__Supplied entries__:
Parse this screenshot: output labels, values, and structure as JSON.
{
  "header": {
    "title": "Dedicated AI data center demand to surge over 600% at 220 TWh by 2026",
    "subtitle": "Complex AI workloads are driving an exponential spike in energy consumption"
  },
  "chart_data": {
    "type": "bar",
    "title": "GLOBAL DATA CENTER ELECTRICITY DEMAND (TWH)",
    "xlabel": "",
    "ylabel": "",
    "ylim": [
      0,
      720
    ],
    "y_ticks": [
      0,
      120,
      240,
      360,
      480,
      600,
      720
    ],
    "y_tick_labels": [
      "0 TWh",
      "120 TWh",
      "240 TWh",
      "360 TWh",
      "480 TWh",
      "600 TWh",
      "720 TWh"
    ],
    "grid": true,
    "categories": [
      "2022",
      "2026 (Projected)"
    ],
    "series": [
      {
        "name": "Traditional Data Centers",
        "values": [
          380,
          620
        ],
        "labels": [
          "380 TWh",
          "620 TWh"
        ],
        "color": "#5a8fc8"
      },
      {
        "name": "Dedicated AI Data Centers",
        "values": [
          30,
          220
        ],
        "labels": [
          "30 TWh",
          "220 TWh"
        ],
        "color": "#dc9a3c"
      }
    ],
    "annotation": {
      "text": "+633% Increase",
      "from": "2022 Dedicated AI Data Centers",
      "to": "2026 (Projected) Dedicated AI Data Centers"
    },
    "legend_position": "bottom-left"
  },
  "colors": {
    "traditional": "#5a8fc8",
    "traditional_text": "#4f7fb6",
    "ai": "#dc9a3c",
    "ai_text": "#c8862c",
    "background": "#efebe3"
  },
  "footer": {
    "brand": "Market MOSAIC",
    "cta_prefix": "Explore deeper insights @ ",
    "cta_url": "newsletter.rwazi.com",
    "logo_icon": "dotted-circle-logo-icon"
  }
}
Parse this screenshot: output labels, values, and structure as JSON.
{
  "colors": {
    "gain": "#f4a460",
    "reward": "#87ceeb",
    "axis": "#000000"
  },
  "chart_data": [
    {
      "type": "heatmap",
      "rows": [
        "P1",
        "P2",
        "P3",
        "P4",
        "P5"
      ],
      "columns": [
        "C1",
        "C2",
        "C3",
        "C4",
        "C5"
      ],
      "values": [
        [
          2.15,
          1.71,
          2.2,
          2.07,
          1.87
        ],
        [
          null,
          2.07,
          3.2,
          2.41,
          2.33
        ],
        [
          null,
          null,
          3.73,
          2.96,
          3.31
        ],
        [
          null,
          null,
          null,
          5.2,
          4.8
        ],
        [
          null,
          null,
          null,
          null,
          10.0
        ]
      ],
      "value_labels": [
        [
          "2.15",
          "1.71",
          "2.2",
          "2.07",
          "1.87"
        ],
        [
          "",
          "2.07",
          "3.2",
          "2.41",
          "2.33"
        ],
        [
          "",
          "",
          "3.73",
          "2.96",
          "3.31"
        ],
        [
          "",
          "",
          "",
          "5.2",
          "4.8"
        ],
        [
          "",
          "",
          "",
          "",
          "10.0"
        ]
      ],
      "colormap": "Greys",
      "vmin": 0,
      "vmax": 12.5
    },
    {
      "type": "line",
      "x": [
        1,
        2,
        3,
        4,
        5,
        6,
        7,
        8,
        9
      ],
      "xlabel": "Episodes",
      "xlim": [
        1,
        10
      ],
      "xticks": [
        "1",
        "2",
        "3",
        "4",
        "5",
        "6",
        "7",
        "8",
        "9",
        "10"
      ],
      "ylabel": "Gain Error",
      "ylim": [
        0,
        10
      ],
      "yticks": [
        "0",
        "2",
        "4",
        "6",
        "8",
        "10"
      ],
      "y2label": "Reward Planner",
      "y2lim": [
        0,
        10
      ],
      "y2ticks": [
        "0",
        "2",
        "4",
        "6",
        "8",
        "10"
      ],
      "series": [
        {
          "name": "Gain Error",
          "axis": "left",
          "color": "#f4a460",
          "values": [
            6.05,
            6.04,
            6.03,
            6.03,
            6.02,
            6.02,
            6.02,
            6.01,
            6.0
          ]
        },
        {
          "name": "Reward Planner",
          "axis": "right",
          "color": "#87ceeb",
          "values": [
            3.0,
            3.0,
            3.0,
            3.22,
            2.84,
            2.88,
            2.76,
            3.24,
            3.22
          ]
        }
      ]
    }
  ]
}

__Work required__: Filter for "Projected". Return all lines that hold it.

__Correct result__:
      "2026 (Projected)"
      "to": "2026 (Projected) Dedicated AI Data Centers"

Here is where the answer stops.